▶ [CHALLENGE]: Identify all lines below that hold "Basic" and collect them.
'''
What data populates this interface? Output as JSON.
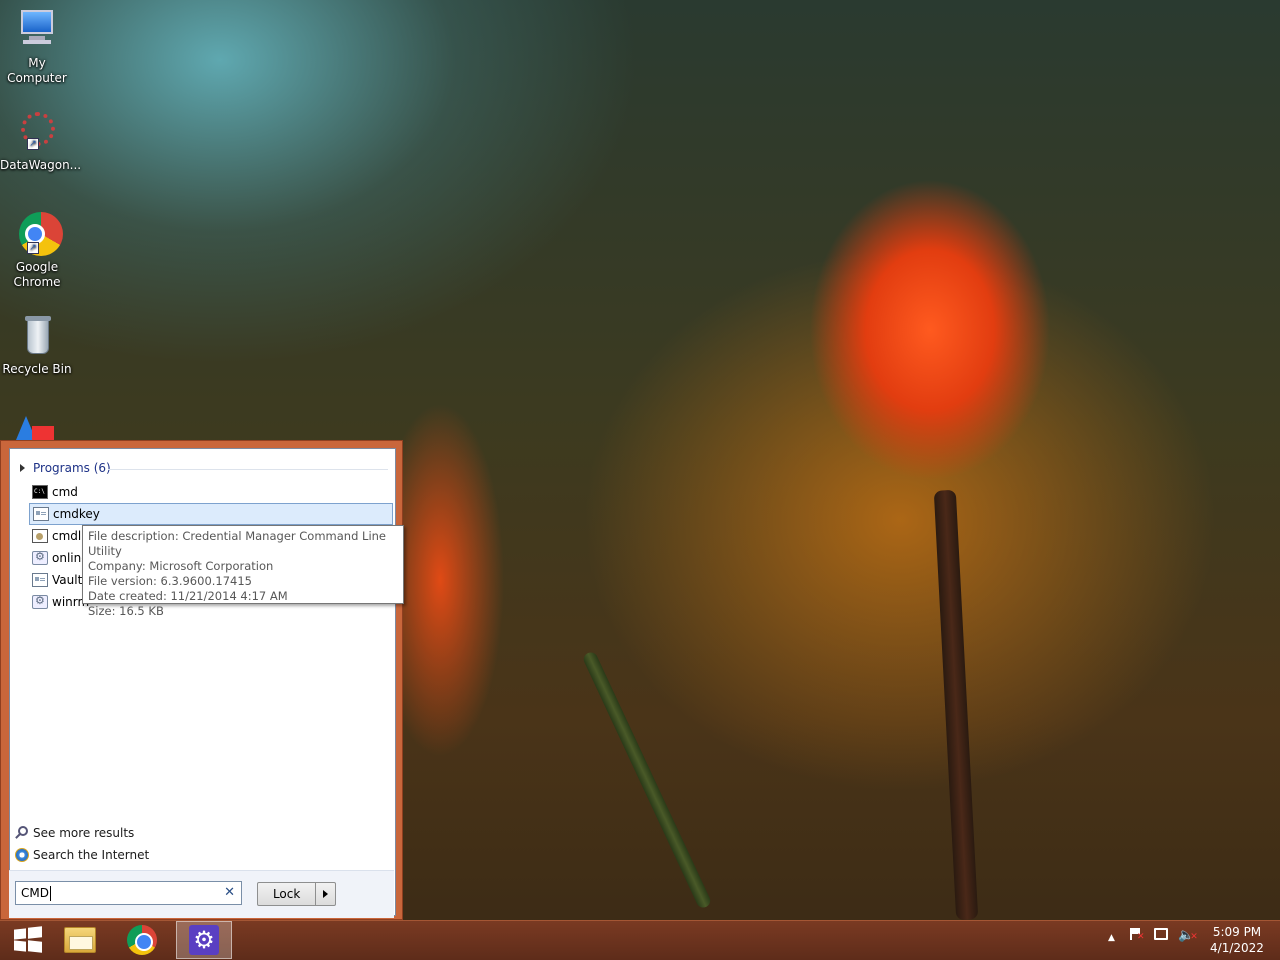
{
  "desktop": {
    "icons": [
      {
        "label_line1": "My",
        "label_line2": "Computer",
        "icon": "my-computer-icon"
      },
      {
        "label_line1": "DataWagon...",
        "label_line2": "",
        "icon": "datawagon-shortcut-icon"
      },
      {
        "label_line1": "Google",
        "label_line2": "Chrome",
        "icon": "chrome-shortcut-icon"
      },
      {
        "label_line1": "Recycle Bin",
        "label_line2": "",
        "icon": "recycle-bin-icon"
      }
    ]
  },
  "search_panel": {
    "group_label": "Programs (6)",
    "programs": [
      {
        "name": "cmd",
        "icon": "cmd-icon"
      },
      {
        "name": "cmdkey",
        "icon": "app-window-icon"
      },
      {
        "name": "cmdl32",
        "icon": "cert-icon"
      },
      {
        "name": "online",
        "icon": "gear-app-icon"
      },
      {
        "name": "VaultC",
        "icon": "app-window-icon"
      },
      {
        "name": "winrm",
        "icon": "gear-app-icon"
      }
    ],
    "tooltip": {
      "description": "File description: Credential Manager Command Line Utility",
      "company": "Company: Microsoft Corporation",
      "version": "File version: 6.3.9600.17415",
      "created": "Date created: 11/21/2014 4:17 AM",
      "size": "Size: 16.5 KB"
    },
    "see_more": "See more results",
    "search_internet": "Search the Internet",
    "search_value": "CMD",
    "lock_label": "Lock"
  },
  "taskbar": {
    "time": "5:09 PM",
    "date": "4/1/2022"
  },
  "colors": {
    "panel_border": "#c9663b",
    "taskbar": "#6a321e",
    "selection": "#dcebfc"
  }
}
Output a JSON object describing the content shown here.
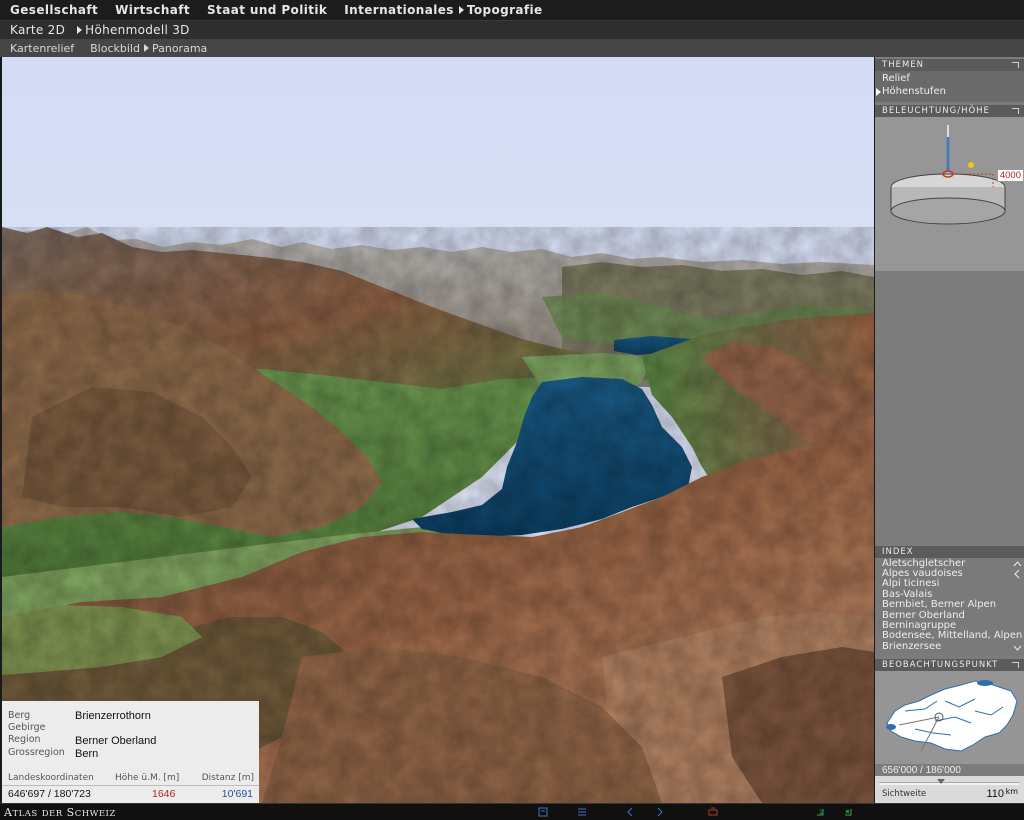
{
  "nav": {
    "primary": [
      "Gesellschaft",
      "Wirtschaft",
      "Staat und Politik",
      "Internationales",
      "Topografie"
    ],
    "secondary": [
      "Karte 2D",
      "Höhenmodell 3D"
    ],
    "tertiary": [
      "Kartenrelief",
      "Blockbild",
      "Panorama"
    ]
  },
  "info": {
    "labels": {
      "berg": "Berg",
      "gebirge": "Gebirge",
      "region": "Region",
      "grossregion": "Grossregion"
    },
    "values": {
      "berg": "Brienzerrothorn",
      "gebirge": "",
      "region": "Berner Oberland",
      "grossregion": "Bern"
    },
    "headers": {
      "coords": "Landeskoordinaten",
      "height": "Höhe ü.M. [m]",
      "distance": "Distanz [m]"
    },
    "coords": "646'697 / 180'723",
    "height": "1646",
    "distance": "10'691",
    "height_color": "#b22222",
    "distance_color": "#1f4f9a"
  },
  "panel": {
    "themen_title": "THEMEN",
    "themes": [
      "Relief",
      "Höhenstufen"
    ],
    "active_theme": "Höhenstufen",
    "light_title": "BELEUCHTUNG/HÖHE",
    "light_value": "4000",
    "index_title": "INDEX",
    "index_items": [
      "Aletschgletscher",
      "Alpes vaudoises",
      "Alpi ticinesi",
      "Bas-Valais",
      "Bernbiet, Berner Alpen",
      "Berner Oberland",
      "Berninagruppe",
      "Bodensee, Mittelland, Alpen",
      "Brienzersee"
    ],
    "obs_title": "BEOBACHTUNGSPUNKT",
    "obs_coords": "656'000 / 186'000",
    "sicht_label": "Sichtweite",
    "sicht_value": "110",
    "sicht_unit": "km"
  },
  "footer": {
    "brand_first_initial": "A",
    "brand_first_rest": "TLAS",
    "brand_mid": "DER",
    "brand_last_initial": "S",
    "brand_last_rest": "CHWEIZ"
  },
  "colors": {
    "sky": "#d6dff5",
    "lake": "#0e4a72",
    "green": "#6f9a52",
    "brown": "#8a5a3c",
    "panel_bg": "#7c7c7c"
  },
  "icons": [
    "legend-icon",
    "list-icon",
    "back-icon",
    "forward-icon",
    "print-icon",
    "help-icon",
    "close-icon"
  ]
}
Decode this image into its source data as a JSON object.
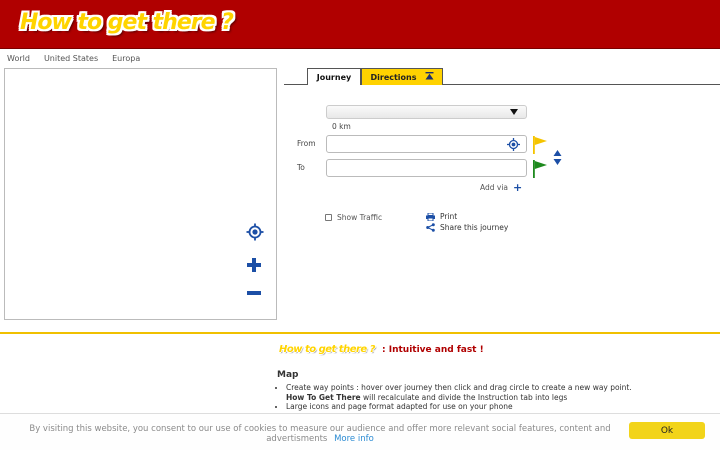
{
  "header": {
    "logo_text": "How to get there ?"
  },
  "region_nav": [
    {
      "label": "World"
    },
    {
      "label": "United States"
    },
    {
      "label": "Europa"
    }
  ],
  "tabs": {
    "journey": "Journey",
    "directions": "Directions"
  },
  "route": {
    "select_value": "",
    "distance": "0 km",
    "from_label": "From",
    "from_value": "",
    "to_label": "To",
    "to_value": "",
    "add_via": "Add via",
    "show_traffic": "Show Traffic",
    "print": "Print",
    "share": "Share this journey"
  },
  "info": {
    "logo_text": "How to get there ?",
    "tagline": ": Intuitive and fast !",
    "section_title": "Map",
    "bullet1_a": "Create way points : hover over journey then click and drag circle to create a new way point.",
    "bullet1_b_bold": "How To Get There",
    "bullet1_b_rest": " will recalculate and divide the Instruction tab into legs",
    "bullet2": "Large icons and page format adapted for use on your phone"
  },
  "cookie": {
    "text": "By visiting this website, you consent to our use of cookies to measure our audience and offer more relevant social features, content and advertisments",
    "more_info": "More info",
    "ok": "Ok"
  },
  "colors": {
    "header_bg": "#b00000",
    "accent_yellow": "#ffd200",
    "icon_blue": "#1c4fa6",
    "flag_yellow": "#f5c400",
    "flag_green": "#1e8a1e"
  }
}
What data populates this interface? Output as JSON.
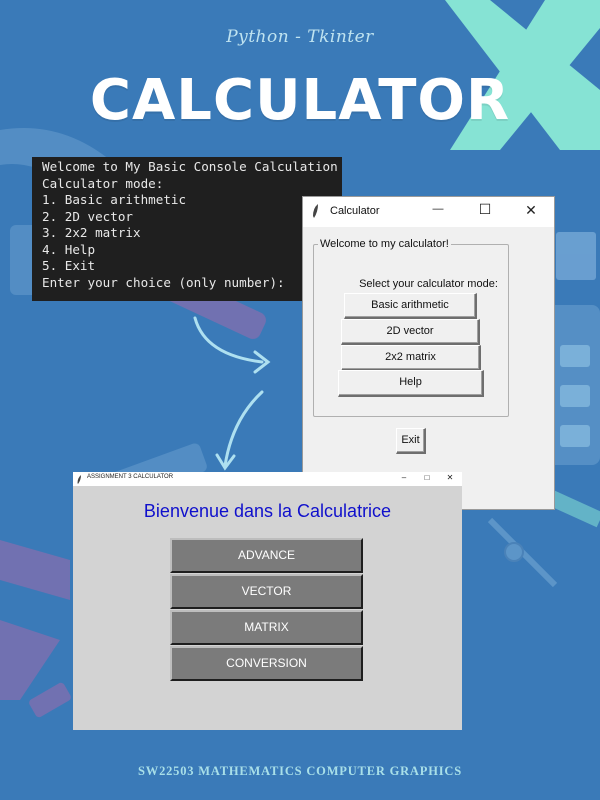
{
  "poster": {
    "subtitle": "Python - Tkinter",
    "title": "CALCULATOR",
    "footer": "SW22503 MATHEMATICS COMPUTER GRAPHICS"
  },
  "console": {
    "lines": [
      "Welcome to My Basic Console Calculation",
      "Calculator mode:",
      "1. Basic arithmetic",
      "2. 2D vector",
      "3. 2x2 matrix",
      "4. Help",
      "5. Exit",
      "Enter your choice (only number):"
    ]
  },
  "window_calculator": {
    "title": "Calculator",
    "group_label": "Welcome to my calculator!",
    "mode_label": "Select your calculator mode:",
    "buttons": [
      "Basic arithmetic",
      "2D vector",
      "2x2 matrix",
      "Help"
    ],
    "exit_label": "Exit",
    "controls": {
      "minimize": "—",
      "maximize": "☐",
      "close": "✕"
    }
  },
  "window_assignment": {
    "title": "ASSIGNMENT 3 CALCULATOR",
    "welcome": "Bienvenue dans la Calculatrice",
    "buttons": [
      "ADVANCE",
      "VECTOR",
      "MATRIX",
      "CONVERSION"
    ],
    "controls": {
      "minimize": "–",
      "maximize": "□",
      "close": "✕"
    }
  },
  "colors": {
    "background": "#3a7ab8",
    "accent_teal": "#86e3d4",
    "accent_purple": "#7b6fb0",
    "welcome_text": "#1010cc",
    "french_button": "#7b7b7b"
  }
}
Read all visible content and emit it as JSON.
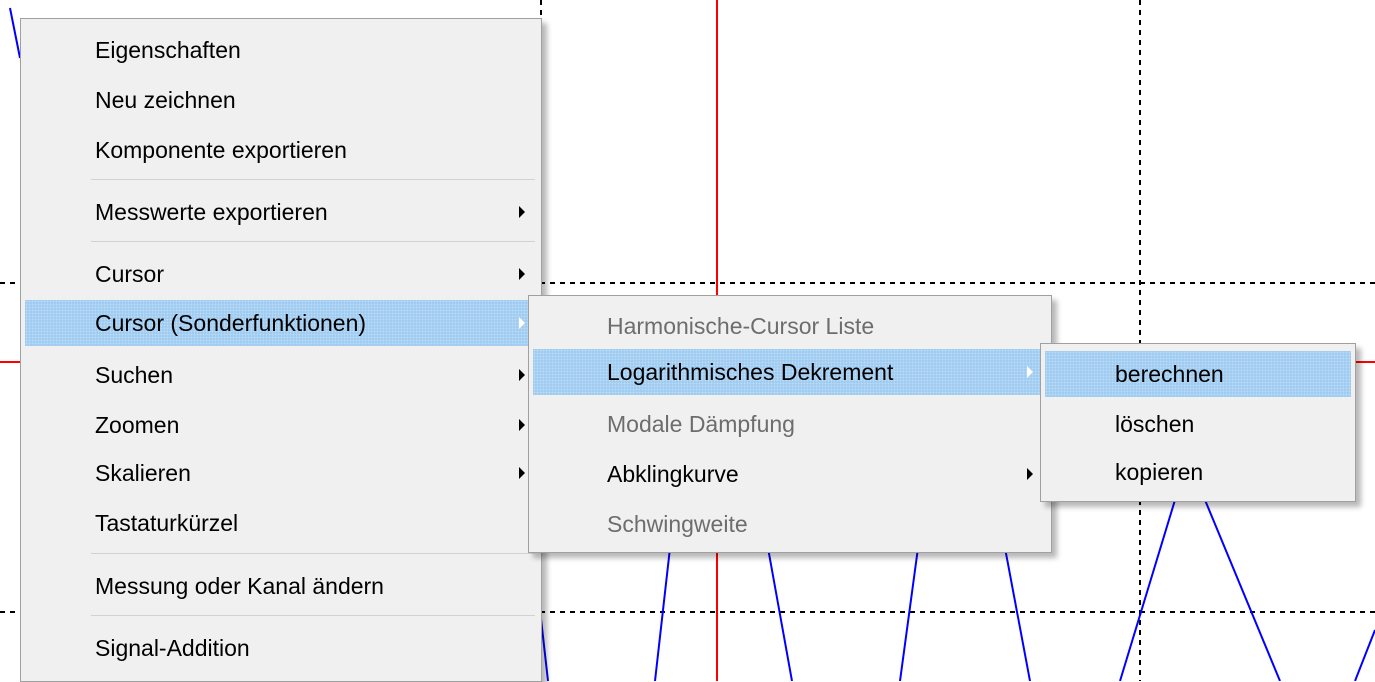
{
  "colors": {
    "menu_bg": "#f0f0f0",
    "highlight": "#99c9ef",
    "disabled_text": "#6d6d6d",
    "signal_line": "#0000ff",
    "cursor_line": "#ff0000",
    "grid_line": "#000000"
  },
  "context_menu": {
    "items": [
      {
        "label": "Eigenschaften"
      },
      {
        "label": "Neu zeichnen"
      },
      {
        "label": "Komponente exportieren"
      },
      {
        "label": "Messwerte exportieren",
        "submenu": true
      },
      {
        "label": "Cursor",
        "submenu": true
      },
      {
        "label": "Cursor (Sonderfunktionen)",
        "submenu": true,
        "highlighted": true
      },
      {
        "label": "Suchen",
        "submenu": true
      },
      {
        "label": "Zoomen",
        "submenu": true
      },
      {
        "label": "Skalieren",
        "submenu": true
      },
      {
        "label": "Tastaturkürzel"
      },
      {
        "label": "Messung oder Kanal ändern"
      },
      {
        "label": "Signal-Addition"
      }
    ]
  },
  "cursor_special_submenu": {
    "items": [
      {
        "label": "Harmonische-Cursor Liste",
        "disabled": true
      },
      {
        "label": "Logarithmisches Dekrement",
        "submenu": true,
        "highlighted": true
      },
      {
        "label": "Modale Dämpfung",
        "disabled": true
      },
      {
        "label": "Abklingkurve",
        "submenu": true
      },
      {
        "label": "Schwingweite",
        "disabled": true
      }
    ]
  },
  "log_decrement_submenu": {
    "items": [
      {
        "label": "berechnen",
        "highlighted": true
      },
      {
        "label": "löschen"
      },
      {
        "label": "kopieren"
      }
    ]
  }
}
'''
▶ [EXERCISE SOLUTION]:
      "Welcome to My Basic Console Calculation",
      "1. Basic arithmetic",
      "Basic arithmetic",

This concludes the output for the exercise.